_What you are asked to do_
Go through the entries and say how many lines contain the string "reached". The number is the whole answer.

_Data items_

▽

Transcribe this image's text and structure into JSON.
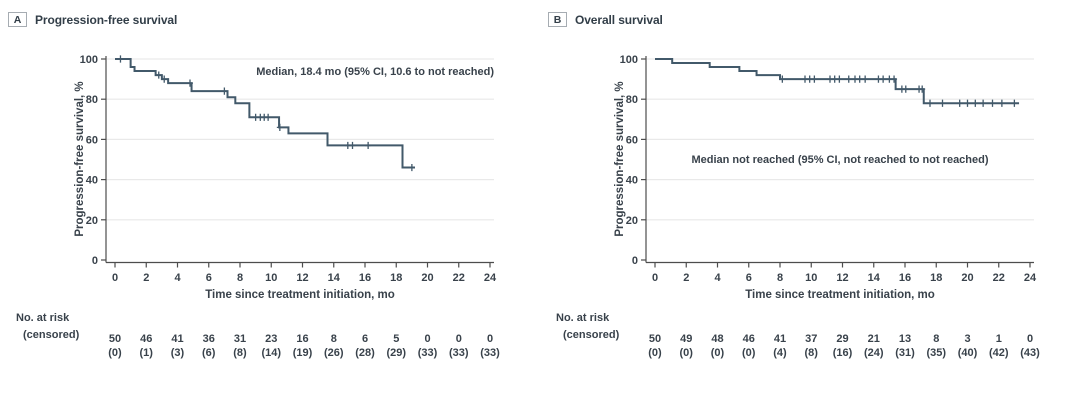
{
  "figure": {
    "risk_label": "No. at risk",
    "censored_label": "(censored)",
    "colors": {
      "curve": "#42596a",
      "text": "#39424b",
      "title": "#323e48",
      "grid": "#e9e9e9",
      "axis": "#4d4d4d"
    }
  },
  "chart_data": [
    {
      "type": "line",
      "subtype": "kaplan-meier-step",
      "panel_letter": "A",
      "title": "Progression-free survival",
      "ylabel": "Progression-free survival, %",
      "xlabel": "Time since treatment initiation, mo",
      "annotation": "Median, 18.4 mo (95% CI, 10.6 to not reached)",
      "xlim": [
        0,
        24
      ],
      "ylim": [
        0,
        100
      ],
      "xticks": [
        0,
        2,
        4,
        6,
        8,
        10,
        12,
        14,
        16,
        18,
        20,
        22,
        24
      ],
      "yticks": [
        0,
        20,
        40,
        60,
        80,
        100
      ],
      "grid": "horizontal",
      "km_steps": [
        [
          0,
          100
        ],
        [
          1.0,
          96
        ],
        [
          1.25,
          94
        ],
        [
          2.6,
          92
        ],
        [
          3.0,
          90
        ],
        [
          3.4,
          88
        ],
        [
          4.9,
          84
        ],
        [
          7.2,
          81
        ],
        [
          7.7,
          78
        ],
        [
          8.6,
          71
        ],
        [
          10.5,
          66
        ],
        [
          11.1,
          63
        ],
        [
          13.6,
          57
        ],
        [
          18.4,
          46
        ]
      ],
      "end_time": 19.2,
      "censor_marks": [
        [
          0.35,
          100
        ],
        [
          2.8,
          92
        ],
        [
          3.15,
          90
        ],
        [
          4.8,
          88
        ],
        [
          7.0,
          84
        ],
        [
          9.0,
          71
        ],
        [
          9.3,
          71
        ],
        [
          9.55,
          71
        ],
        [
          9.8,
          71
        ],
        [
          10.55,
          66
        ],
        [
          14.9,
          57
        ],
        [
          15.2,
          57
        ],
        [
          16.2,
          57
        ],
        [
          19.0,
          46
        ]
      ],
      "risk_table": {
        "at_risk": [
          50,
          46,
          41,
          36,
          31,
          23,
          16,
          8,
          6,
          5,
          0,
          0,
          0
        ],
        "censored": [
          "(0)",
          "(1)",
          "(3)",
          "(6)",
          "(8)",
          "(14)",
          "(19)",
          "(26)",
          "(28)",
          "(29)",
          "(33)",
          "(33)",
          "(33)"
        ]
      }
    },
    {
      "type": "line",
      "subtype": "kaplan-meier-step",
      "panel_letter": "B",
      "title": "Overall survival",
      "ylabel": "Progression-free survival, %",
      "xlabel": "Time since treatment initiation, mo",
      "annotation": "Median not reached (95% CI, not reached to not reached)",
      "xlim": [
        0,
        24
      ],
      "ylim": [
        0,
        100
      ],
      "xticks": [
        0,
        2,
        4,
        6,
        8,
        10,
        12,
        14,
        16,
        18,
        20,
        22,
        24
      ],
      "yticks": [
        0,
        20,
        40,
        60,
        80,
        100
      ],
      "grid": "horizontal",
      "km_steps": [
        [
          0,
          100
        ],
        [
          1.1,
          98
        ],
        [
          3.5,
          96
        ],
        [
          5.4,
          94
        ],
        [
          6.5,
          92
        ],
        [
          8.0,
          90
        ],
        [
          15.4,
          85
        ],
        [
          17.2,
          78
        ]
      ],
      "end_time": 23.3,
      "censor_marks": [
        [
          8.15,
          90
        ],
        [
          9.6,
          90
        ],
        [
          9.9,
          90
        ],
        [
          10.2,
          90
        ],
        [
          11.2,
          90
        ],
        [
          11.5,
          90
        ],
        [
          11.8,
          90
        ],
        [
          12.4,
          90
        ],
        [
          12.8,
          90
        ],
        [
          13.1,
          90
        ],
        [
          13.45,
          90
        ],
        [
          14.3,
          90
        ],
        [
          14.6,
          90
        ],
        [
          15.0,
          90
        ],
        [
          15.3,
          90
        ],
        [
          15.8,
          85
        ],
        [
          16.05,
          85
        ],
        [
          16.9,
          85
        ],
        [
          17.1,
          85
        ],
        [
          17.6,
          78
        ],
        [
          18.4,
          78
        ],
        [
          19.5,
          78
        ],
        [
          20.0,
          78
        ],
        [
          20.5,
          78
        ],
        [
          21.0,
          78
        ],
        [
          21.6,
          78
        ],
        [
          22.2,
          78
        ],
        [
          23.0,
          78
        ]
      ],
      "risk_table": {
        "at_risk": [
          50,
          49,
          48,
          46,
          41,
          37,
          29,
          21,
          13,
          8,
          3,
          1,
          0
        ],
        "censored": [
          "(0)",
          "(0)",
          "(0)",
          "(0)",
          "(4)",
          "(8)",
          "(16)",
          "(24)",
          "(31)",
          "(35)",
          "(40)",
          "(42)",
          "(43)"
        ]
      }
    }
  ]
}
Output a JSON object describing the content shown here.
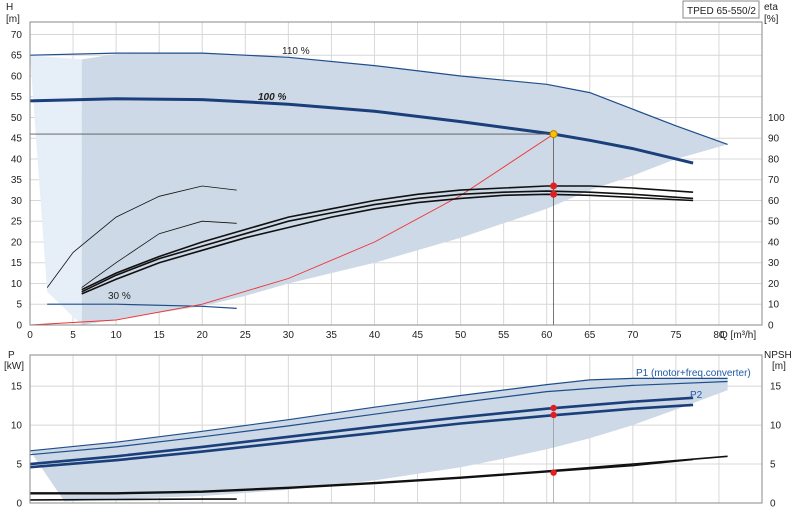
{
  "chart_data": [
    {
      "type": "line",
      "panel": "pump-curves-head-efficiency",
      "title_box": "TPED 65-550/2",
      "ylabel_left": "H",
      "ylabel_left_unit": "[m]",
      "ylabel_right": "eta",
      "ylabel_right_unit": "[%]",
      "xlabel": "Q [m³/h]",
      "xlim": [
        0,
        85
      ],
      "ylim_left": [
        0,
        75
      ],
      "ylim_right": [
        0,
        150
      ],
      "x_ticks": [
        0,
        5,
        10,
        15,
        20,
        25,
        30,
        35,
        40,
        45,
        50,
        55,
        60,
        65,
        70,
        75,
        80
      ],
      "y_left_ticks": [
        0,
        5,
        10,
        15,
        20,
        25,
        30,
        35,
        40,
        45,
        50,
        55,
        60,
        65,
        70
      ],
      "y_right_ticks": [
        0,
        10,
        20,
        30,
        40,
        50,
        60,
        70,
        80,
        90,
        100
      ],
      "curve_labels": {
        "max": "110 %",
        "nominal": "100 %",
        "min": "30 %"
      },
      "series": [
        {
          "role": "head-110",
          "x": [
            0,
            10,
            20,
            30,
            40,
            50,
            60,
            65,
            70,
            75,
            81
          ],
          "y": [
            65,
            65.5,
            65.5,
            64.5,
            62.5,
            60,
            58,
            56,
            52,
            48,
            43.5
          ]
        },
        {
          "role": "head-100",
          "x": [
            0,
            10,
            20,
            30,
            40,
            50,
            60.8,
            65,
            70,
            77
          ],
          "y": [
            54,
            54.5,
            54.3,
            53.2,
            51.5,
            49,
            46,
            44.5,
            42.5,
            39
          ]
        },
        {
          "role": "head-30",
          "x": [
            2,
            10,
            20,
            24
          ],
          "y": [
            5,
            5,
            4.5,
            4
          ]
        },
        {
          "role": "system-curve",
          "x": [
            0,
            10,
            20,
            30,
            40,
            50,
            60.8
          ],
          "y": [
            0,
            1.2,
            5,
            11.2,
            20,
            31.2,
            46
          ]
        },
        {
          "role": "eta-1",
          "x": [
            6,
            10,
            15,
            20,
            25,
            30,
            35,
            40,
            45,
            50,
            55,
            60,
            65,
            70,
            77
          ],
          "y": [
            16,
            24,
            32,
            38,
            44,
            50,
            54,
            58,
            61,
            63,
            64,
            64.5,
            64,
            63,
            61
          ]
        },
        {
          "role": "eta-2",
          "x": [
            6,
            10,
            15,
            20,
            25,
            30,
            35,
            40,
            45,
            50,
            55,
            60,
            65,
            70,
            77
          ],
          "y": [
            15,
            22,
            30,
            36,
            42,
            47,
            52,
            56,
            59,
            61,
            62.5,
            63,
            62.5,
            61.5,
            60
          ]
        },
        {
          "role": "eta-3",
          "x": [
            6,
            10,
            15,
            20,
            25,
            30,
            35,
            40,
            45,
            50,
            55,
            60,
            65,
            70,
            77
          ],
          "y": [
            17,
            25,
            33,
            40,
            46,
            52,
            56,
            60,
            63,
            65,
            66,
            67,
            67,
            66,
            64
          ]
        },
        {
          "role": "eta-thin-1",
          "x": [
            2,
            5,
            10,
            15,
            20,
            24
          ],
          "y": [
            18,
            35,
            52,
            62,
            67,
            65
          ]
        },
        {
          "role": "eta-thin-2",
          "x": [
            6,
            10,
            15,
            20,
            24
          ],
          "y": [
            18,
            30,
            44,
            50,
            49
          ]
        }
      ],
      "shaded_region_head": {
        "x": [
          6,
          10,
          20,
          30,
          40,
          50,
          60,
          65,
          70,
          75,
          81,
          81,
          75,
          70,
          65,
          60,
          55,
          50,
          45,
          40,
          35,
          30,
          25,
          20,
          12,
          6
        ],
        "y": [
          64,
          65.3,
          65.5,
          64.5,
          62.5,
          60,
          58,
          56,
          52,
          48,
          43.5,
          43.5,
          40,
          36,
          32.5,
          28,
          24.5,
          21,
          18,
          15,
          12.5,
          10,
          7,
          4.5,
          2,
          0
        ]
      },
      "shaded_region_light": {
        "x": [
          0,
          6,
          6,
          2
        ],
        "y": [
          65,
          64,
          0,
          8
        ]
      },
      "points": [
        {
          "x": 60.8,
          "y": 46,
          "color": "#f2c500",
          "role": "duty-point"
        },
        {
          "x": 60.8,
          "y": 33.5,
          "color": "#e02020",
          "role": "eta-point-1"
        },
        {
          "x": 60.8,
          "y": 31.5,
          "color": "#e02020",
          "role": "eta-point-2"
        }
      ],
      "duty_q": 60.8,
      "duty_h": 46
    },
    {
      "type": "line",
      "panel": "power-npsh",
      "ylabel_left": "P",
      "ylabel_left_unit": "[kW]",
      "ylabel_right": "NPSH",
      "ylabel_right_unit": "[m]",
      "xlim": [
        0,
        85
      ],
      "ylim_left": [
        0,
        19
      ],
      "y_left_ticks": [
        0,
        5,
        10,
        15
      ],
      "y_right_ticks": [
        0,
        5,
        10,
        15
      ],
      "series_labels": {
        "p1": "P1 (motor+freq.converter)",
        "p2": "P2"
      },
      "series": [
        {
          "role": "p1-max",
          "x": [
            0,
            10,
            20,
            30,
            40,
            50,
            60,
            65,
            70,
            81
          ],
          "y": [
            6.7,
            7.8,
            9.2,
            10.7,
            12.3,
            13.8,
            15.2,
            15.8,
            16.0,
            16.0
          ]
        },
        {
          "role": "p2-max",
          "x": [
            0,
            10,
            20,
            30,
            40,
            50,
            60,
            70,
            81
          ],
          "y": [
            6.2,
            7.2,
            8.5,
            9.9,
            11.4,
            12.9,
            14.3,
            15.1,
            15.6
          ]
        },
        {
          "role": "p1-nominal",
          "x": [
            0,
            10,
            20,
            30,
            40,
            50,
            60,
            70,
            77
          ],
          "y": [
            5.0,
            6.0,
            7.2,
            8.5,
            9.8,
            11.0,
            12.1,
            13.0,
            13.5
          ]
        },
        {
          "role": "p2-nominal",
          "x": [
            0,
            10,
            20,
            30,
            40,
            50,
            60,
            70,
            77
          ],
          "y": [
            4.6,
            5.5,
            6.6,
            7.8,
            9.0,
            10.2,
            11.2,
            12.1,
            12.6
          ]
        },
        {
          "role": "npsh",
          "x": [
            0,
            10,
            20,
            30,
            40,
            50,
            60,
            70,
            81
          ],
          "y": [
            1.3,
            1.3,
            1.5,
            2.0,
            2.6,
            3.3,
            4.1,
            5.0,
            6.0
          ]
        },
        {
          "role": "npsh-2",
          "x": [
            0,
            10,
            20,
            30,
            40,
            50,
            60,
            70,
            77
          ],
          "y": [
            1.2,
            1.2,
            1.4,
            1.9,
            2.5,
            3.2,
            4.0,
            4.8,
            5.6
          ]
        },
        {
          "role": "low-speed-power",
          "x": [
            0,
            10,
            20,
            24
          ],
          "y": [
            0.4,
            0.45,
            0.5,
            0.5
          ]
        }
      ],
      "shaded_region": {
        "x": [
          0,
          10,
          20,
          30,
          40,
          50,
          60,
          65,
          70,
          81,
          81,
          75,
          70,
          65,
          60,
          55,
          50,
          40,
          30,
          20,
          10,
          6,
          4
        ],
        "y": [
          6.7,
          7.8,
          9.2,
          10.7,
          12.3,
          13.8,
          15.2,
          15.8,
          16.0,
          16.0,
          14.5,
          12,
          10,
          8.3,
          6.9,
          5.7,
          4.6,
          2.9,
          1.7,
          0.9,
          0.5,
          0.3,
          0.2
        ]
      },
      "points": [
        {
          "x": 60.8,
          "y": 12.2,
          "color": "#e02020",
          "role": "p1-point"
        },
        {
          "x": 60.8,
          "y": 11.3,
          "color": "#e02020",
          "role": "p2-point"
        },
        {
          "x": 60.8,
          "y": 3.9,
          "color": "#e02020",
          "role": "npsh-point"
        }
      ]
    }
  ]
}
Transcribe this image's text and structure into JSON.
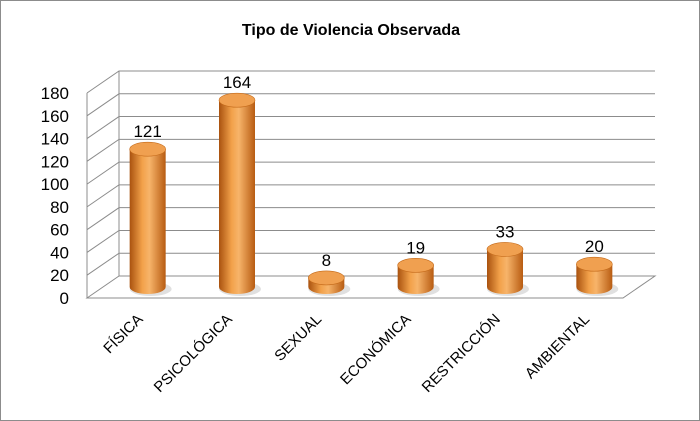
{
  "chart_data": {
    "type": "bar",
    "title": "Tipo de Violencia Observada",
    "categories": [
      "FÍSICA",
      "PSICOLÓGICA",
      "SEXUAL",
      "ECONÓMICA",
      "RESTRICCIÓN",
      "AMBIENTAL"
    ],
    "values": [
      121,
      164,
      8,
      19,
      33,
      20
    ],
    "yticks": [
      "0",
      "20",
      "40",
      "60",
      "80",
      "100",
      "120",
      "140",
      "160",
      "180"
    ],
    "ylim": [
      0,
      180
    ],
    "grid": true,
    "style": "3d-cylinder",
    "bar_color": "#e8862a"
  }
}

△

_Full output_
2